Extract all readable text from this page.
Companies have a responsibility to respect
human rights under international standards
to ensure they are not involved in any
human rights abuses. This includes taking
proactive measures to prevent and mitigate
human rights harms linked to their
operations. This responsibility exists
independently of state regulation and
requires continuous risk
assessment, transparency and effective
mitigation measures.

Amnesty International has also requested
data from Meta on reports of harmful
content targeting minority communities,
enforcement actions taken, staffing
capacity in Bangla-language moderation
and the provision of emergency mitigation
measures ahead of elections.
::::::::::
What to do
Each record above must be given again exactly.

Output of the task
Extract all readable text from this page.
Companies have a responsibility to respect
human rights under international standards
to ensure they are not involved in any
human rights abuses. This includes taking
proactive measures to prevent and mitigate
human rights harms linked to their
operations. This responsibility exists
independently of state regulation and
requires continuous risk
assessment, transparency and effective
mitigation measures.

Amnesty International has also requested
data from Meta on reports of harmful
content targeting minority communities,
enforcement actions taken, staffing
capacity in Bangla-language moderation
and the provision of emergency mitigation
measures ahead of elections.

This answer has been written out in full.